◆ **TASK OBJECTIVE**: Go through the material below and copy each line where the word "false" appears.

◆ **Dataset records**:
------------

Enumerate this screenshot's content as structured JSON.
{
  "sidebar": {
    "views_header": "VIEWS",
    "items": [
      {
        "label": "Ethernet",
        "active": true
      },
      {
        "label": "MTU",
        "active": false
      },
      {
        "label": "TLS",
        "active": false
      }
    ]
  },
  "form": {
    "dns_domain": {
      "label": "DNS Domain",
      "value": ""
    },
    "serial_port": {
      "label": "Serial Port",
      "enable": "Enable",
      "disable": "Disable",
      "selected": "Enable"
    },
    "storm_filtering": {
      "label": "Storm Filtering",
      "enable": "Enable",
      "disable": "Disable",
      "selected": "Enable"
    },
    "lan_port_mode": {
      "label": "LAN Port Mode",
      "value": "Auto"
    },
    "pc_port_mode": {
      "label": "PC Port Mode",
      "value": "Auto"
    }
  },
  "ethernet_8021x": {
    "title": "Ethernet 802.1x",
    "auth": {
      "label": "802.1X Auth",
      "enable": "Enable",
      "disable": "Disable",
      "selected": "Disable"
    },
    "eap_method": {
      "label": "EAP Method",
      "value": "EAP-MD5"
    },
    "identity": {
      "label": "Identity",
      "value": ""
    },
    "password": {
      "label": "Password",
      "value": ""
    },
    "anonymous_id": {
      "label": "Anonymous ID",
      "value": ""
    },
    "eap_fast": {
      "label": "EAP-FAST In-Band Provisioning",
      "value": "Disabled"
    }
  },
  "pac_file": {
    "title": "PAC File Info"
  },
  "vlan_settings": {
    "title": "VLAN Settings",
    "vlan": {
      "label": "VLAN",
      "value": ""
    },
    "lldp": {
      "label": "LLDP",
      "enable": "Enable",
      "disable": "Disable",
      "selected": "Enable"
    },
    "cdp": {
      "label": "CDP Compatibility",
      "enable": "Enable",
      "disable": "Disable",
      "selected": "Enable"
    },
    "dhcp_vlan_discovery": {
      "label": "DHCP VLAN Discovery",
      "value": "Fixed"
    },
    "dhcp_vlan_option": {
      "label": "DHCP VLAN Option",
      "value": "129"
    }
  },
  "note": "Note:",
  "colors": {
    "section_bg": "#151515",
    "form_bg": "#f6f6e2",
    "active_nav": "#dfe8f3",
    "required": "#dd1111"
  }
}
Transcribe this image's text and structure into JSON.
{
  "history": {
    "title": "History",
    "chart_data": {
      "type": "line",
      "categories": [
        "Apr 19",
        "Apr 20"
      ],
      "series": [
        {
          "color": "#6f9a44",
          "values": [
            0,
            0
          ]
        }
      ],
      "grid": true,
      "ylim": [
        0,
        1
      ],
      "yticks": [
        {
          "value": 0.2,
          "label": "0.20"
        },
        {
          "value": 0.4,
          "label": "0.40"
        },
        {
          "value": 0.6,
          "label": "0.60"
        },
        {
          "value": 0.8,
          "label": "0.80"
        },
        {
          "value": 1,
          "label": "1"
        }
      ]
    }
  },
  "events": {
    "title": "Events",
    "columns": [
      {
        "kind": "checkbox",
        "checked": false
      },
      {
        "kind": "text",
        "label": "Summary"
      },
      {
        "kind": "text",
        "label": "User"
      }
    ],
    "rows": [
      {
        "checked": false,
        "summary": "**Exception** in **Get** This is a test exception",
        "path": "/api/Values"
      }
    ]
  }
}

------------

◆ **SOLUTION BELOW**:
        "active": false
        "active": false
        "checked": false
        "checked": false,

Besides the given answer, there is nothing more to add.